Every entry must be copied word for word.

□ □ □ □

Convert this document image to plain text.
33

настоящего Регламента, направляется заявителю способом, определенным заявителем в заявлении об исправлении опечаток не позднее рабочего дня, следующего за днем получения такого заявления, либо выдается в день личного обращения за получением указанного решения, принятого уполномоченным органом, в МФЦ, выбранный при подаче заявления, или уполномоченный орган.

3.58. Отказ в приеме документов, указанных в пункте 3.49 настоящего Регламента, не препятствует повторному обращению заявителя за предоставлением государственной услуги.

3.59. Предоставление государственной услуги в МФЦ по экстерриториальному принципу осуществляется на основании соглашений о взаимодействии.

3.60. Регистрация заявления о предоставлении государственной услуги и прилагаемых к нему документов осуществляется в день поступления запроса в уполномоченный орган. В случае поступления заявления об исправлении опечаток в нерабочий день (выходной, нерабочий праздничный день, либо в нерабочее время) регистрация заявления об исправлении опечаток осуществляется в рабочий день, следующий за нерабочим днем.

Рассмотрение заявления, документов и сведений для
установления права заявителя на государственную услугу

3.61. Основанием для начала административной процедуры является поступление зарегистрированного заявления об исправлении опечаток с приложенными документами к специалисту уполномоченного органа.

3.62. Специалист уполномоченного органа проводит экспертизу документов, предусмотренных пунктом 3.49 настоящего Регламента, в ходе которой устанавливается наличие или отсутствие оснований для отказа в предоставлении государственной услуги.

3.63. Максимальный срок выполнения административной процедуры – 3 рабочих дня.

□ □ □ □

### Full answer
Convert this document image to plain text.
33

настоящего Регламента, направляется заявителю способом, определенным заявителем в заявлении об исправлении опечаток не позднее рабочего дня, следующего за днем получения такого заявления, либо выдается в день личного обращения за получением указанного решения, принятого уполномоченным органом, в МФЦ, выбранный при подаче заявления, или уполномоченный орган.

3.58. Отказ в приеме документов, указанных в пункте 3.49 настоящего Регламента, не препятствует повторному обращению заявителя за предоставлением государственной услуги.

3.59. Предоставление государственной услуги в МФЦ по экстерриториальному принципу осуществляется на основании соглашений о взаимодействии.

3.60. Регистрация заявления о предоставлении государственной услуги и прилагаемых к нему документов осуществляется в день поступления запроса в уполномоченный орган. В случае поступления заявления об исправлении опечаток в нерабочий день (выходной, нерабочий праздничный день, либо в нерабочее время) регистрация заявления об исправлении опечаток осуществляется в рабочий день, следующий за нерабочим днем.

Рассмотрение заявления, документов и сведений для
установления права заявителя на государственную услугу

3.61. Основанием для начала административной процедуры является поступление зарегистрированного заявления об исправлении опечаток с приложенными документами к специалисту уполномоченного органа.

3.62. Специалист уполномоченного органа проводит экспертизу документов, предусмотренных пунктом 3.49 настоящего Регламента, в ходе которой устанавливается наличие или отсутствие оснований для отказа в предоставлении государственной услуги.

3.63. Максимальный срок выполнения административной процедуры – 3 рабочих дня.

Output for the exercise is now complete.